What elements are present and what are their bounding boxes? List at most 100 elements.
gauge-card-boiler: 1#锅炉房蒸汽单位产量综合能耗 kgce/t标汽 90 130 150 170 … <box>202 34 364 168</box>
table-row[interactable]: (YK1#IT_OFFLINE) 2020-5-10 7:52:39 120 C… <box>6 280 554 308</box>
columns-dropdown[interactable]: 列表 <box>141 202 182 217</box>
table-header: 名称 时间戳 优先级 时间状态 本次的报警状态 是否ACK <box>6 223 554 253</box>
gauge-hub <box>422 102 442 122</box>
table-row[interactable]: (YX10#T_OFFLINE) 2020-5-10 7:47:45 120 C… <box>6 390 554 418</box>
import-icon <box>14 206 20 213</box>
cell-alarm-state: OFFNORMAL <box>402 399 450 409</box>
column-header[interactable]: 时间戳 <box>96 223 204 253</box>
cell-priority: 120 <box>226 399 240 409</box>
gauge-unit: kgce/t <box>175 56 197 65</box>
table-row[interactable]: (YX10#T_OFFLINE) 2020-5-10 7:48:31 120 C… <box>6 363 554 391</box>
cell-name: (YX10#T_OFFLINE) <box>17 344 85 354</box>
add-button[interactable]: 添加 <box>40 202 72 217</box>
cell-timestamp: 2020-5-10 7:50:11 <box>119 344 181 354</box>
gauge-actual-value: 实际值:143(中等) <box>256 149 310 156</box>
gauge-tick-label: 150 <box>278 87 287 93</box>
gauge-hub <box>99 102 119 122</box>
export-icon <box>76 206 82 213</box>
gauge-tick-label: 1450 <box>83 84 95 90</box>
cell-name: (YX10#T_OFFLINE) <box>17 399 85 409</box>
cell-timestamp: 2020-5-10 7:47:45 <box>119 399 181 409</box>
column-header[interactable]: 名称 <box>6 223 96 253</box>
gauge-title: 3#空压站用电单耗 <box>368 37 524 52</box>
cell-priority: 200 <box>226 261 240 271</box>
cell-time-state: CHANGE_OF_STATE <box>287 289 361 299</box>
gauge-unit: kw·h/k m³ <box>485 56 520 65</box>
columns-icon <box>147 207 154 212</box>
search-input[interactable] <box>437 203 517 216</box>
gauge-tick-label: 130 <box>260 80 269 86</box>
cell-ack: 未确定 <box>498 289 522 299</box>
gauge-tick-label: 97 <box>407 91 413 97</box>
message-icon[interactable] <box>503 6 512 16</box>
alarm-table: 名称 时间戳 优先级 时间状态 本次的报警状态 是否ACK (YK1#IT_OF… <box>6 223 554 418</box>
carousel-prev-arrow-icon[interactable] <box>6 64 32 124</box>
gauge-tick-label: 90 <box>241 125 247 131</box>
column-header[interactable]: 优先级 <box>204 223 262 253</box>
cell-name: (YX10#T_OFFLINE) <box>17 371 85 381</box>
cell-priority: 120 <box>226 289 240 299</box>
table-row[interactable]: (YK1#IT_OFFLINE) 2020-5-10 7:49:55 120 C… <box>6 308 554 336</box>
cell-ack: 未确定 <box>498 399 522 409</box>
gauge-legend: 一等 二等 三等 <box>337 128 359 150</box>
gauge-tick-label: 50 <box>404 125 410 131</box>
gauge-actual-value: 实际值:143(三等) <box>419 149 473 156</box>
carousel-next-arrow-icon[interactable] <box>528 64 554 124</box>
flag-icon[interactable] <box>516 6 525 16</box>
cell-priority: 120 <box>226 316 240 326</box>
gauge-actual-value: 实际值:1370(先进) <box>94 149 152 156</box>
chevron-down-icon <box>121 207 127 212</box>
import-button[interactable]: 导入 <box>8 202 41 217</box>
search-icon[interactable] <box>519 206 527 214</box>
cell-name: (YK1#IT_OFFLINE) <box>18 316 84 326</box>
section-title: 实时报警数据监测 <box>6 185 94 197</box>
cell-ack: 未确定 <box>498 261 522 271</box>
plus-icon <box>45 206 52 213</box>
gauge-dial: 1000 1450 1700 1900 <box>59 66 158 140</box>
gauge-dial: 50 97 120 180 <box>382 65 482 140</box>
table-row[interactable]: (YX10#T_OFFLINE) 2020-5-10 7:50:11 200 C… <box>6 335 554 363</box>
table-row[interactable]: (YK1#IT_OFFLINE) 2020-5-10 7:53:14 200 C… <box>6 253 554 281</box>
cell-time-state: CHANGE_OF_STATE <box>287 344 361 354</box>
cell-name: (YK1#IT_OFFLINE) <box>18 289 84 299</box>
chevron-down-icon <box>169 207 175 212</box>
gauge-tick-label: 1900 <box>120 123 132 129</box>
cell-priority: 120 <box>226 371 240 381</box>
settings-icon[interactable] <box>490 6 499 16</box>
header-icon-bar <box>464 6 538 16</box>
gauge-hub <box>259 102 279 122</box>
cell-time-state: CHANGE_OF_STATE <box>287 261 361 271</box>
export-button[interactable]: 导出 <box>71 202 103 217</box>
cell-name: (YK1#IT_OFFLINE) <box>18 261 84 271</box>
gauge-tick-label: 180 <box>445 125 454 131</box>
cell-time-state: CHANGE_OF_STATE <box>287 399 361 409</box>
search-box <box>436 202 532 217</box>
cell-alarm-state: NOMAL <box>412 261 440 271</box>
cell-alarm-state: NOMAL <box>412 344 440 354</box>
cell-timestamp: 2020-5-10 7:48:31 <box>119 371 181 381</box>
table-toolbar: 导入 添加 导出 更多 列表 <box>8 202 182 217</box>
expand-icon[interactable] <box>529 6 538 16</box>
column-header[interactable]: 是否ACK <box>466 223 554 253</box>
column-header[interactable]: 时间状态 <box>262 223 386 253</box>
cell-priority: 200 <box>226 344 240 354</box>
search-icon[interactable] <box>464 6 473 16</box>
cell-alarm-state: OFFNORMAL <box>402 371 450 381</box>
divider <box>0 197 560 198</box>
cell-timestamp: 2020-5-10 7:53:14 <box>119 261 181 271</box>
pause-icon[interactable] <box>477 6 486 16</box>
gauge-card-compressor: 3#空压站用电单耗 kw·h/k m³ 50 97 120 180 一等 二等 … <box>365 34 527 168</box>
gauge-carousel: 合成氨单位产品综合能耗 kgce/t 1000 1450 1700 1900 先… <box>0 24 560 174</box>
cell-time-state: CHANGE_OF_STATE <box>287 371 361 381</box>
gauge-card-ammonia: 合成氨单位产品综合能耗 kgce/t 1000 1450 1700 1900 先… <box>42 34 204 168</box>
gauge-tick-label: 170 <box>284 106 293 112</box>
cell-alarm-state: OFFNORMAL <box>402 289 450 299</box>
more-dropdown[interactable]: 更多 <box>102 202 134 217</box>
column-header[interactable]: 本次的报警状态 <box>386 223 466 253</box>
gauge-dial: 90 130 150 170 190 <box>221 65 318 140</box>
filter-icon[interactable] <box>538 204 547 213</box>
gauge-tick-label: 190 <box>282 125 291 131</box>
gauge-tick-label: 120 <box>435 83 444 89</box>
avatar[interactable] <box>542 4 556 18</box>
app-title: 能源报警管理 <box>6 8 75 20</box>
· · · · ·
▶ _Stated exercise_: Rewrite the entries from the first line down to and including the line containing "cell-name: (YX10#T_OFFLINE) <box>17 344", putting "data-row" wherever "table-row" appears and leaving everything else unchanged.

▶ _Finished answer_:
What elements are present and what are their bounding boxes? List at most 100 elements.
gauge-card-boiler: 1#锅炉房蒸汽单位产量综合能耗 kgce/t标汽 90 130 150 170 … <box>202 34 364 168</box>
data-row[interactable]: (YK1#IT_OFFLINE) 2020-5-10 7:52:39 120 C… <box>6 280 554 308</box>
columns-dropdown[interactable]: 列表 <box>141 202 182 217</box>
table-header: 名称 时间戳 优先级 时间状态 本次的报警状态 是否ACK <box>6 223 554 253</box>
gauge-hub <box>422 102 442 122</box>
data-row[interactable]: (YX10#T_OFFLINE) 2020-5-10 7:47:45 120 C… <box>6 390 554 418</box>
import-icon <box>14 206 20 213</box>
cell-alarm-state: OFFNORMAL <box>402 399 450 409</box>
column-header[interactable]: 时间戳 <box>96 223 204 253</box>
cell-priority: 120 <box>226 399 240 409</box>
gauge-unit: kgce/t <box>175 56 197 65</box>
data-row[interactable]: (YX10#T_OFFLINE) 2020-5-10 7:48:31 120 C… <box>6 363 554 391</box>
cell-name: (YX10#T_OFFLINE) <box>17 344 85 354</box>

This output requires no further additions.